## [What the task asks]
Below is a block of data; give all of it again word for word.

-- Start of Data records --

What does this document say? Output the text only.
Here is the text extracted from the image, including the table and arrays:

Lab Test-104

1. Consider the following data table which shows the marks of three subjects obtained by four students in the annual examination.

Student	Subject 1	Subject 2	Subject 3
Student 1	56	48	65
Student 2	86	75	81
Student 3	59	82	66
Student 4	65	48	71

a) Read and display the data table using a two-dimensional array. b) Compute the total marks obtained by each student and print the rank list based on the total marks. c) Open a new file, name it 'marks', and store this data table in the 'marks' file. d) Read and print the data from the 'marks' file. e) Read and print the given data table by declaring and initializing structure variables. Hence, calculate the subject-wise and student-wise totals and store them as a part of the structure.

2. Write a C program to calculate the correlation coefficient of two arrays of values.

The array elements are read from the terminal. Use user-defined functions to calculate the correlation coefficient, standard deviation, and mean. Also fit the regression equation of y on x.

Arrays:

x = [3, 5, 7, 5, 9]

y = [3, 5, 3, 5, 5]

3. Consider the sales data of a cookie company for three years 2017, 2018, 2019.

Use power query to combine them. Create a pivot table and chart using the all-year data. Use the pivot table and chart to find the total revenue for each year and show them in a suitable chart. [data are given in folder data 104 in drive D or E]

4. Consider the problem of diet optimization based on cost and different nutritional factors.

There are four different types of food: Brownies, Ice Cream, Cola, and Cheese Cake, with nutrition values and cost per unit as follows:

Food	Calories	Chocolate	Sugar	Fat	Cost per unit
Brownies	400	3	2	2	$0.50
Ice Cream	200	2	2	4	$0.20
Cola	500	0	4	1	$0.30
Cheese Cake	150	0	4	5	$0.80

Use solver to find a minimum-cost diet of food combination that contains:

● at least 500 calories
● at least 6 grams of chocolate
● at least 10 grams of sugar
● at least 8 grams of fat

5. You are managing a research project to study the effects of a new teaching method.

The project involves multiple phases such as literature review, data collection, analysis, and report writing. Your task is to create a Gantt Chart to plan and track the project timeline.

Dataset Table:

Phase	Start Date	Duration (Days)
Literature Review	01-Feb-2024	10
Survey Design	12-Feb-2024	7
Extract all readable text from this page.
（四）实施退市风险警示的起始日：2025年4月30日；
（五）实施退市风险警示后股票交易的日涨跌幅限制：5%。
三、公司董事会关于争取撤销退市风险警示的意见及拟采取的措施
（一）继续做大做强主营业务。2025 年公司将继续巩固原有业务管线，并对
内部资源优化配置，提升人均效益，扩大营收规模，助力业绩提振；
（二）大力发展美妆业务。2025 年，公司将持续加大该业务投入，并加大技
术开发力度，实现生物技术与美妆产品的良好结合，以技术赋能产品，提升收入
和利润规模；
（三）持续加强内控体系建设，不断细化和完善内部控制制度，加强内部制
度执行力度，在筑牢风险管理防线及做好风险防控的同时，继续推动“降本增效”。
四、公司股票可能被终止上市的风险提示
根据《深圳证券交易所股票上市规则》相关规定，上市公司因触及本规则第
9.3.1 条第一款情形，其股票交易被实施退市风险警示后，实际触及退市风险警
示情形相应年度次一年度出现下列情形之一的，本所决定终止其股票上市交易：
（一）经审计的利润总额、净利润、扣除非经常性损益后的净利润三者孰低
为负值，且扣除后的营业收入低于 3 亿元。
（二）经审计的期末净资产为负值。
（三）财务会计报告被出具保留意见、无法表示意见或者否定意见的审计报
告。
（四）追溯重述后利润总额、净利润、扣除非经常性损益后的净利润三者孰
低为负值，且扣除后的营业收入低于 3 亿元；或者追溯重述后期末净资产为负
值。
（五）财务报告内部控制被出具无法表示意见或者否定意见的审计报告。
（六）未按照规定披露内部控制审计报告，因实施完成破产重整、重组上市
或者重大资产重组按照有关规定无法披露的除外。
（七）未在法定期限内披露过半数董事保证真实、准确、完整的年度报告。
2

-- End of Data records --

## [Response for this exercise]
What does this document say? Output the text only.
Here is the text extracted from the image, including the table and arrays:

Lab Test-104

1. Consider the following data table which shows the marks of three subjects obtained by four students in the annual examination.

Student	Subject 1	Subject 2	Subject 3
Student 1	56	48	65
Student 2	86	75	81
Student 3	59	82	66
Student 4	65	48	71

a) Read and display the data table using a two-dimensional array. b) Compute the total marks obtained by each student and print the rank list based on the total marks. c) Open a new file, name it 'marks', and store this data table in the 'marks' file. d) Read and print the data from the 'marks' file. e) Read and print the given data table by declaring and initializing structure variables. Hence, calculate the subject-wise and student-wise totals and store them as a part of the structure.

2. Write a C program to calculate the correlation coefficient of two arrays of values.

The array elements are read from the terminal. Use user-defined functions to calculate the correlation coefficient, standard deviation, and mean. Also fit the regression equation of y on x.

Arrays:

x = [3, 5, 7, 5, 9]

y = [3, 5, 3, 5, 5]

3. Consider the sales data of a cookie company for three years 2017, 2018, 2019.

Use power query to combine them. Create a pivot table and chart using the all-year data. Use the pivot table and chart to find the total revenue for each year and show them in a suitable chart. [data are given in folder data 104 in drive D or E]

4. Consider the problem of diet optimization based on cost and different nutritional factors.

There are four different types of food: Brownies, Ice Cream, Cola, and Cheese Cake, with nutrition values and cost per unit as follows:

Food	Calories	Chocolate	Sugar	Fat	Cost per unit
Brownies	400	3	2	2	$0.50
Ice Cream	200	2	2	4	$0.20
Cola	500	0	4	1	$0.30
Cheese Cake	150	0	4	5	$0.80

Use solver to find a minimum-cost diet of food combination that contains:

● at least 500 calories
● at least 6 grams of chocolate
● at least 10 grams of sugar
● at least 8 grams of fat

5. You are managing a research project to study the effects of a new teaching method.

The project involves multiple phases such as literature review, data collection, analysis, and report writing. Your task is to create a Gantt Chart to plan and track the project timeline.

Dataset Table:

Phase	Start Date	Duration (Days)
Literature Review	01-Feb-2024	10
Survey Design	12-Feb-2024	7
Extract all readable text from this page.
（四）实施退市风险警示的起始日：2025年4月30日；
（五）实施退市风险警示后股票交易的日涨跌幅限制：5%。
三、公司董事会关于争取撤销退市风险警示的意见及拟采取的措施
（一）继续做大做强主营业务。2025 年公司将继续巩固原有业务管线，并对
内部资源优化配置，提升人均效益，扩大营收规模，助力业绩提振；
（二）大力发展美妆业务。2025 年，公司将持续加大该业务投入，并加大技
术开发力度，实现生物技术与美妆产品的良好结合，以技术赋能产品，提升收入
和利润规模；
（三）持续加强内控体系建设，不断细化和完善内部控制制度，加强内部制
度执行力度，在筑牢风险管理防线及做好风险防控的同时，继续推动“降本增效”。
四、公司股票可能被终止上市的风险提示
根据《深圳证券交易所股票上市规则》相关规定，上市公司因触及本规则第
9.3.1 条第一款情形，其股票交易被实施退市风险警示后，实际触及退市风险警
示情形相应年度次一年度出现下列情形之一的，本所决定终止其股票上市交易：
（一）经审计的利润总额、净利润、扣除非经常性损益后的净利润三者孰低
为负值，且扣除后的营业收入低于 3 亿元。
（二）经审计的期末净资产为负值。
（三）财务会计报告被出具保留意见、无法表示意见或者否定意见的审计报
告。
（四）追溯重述后利润总额、净利润、扣除非经常性损益后的净利润三者孰
低为负值，且扣除后的营业收入低于 3 亿元；或者追溯重述后期末净资产为负
值。
（五）财务报告内部控制被出具无法表示意见或者否定意见的审计报告。
（六）未按照规定披露内部控制审计报告，因实施完成破产重整、重组上市
或者重大资产重组按照有关规定无法披露的除外。
（七）未在法定期限内披露过半数董事保证真实、准确、完整的年度报告。
2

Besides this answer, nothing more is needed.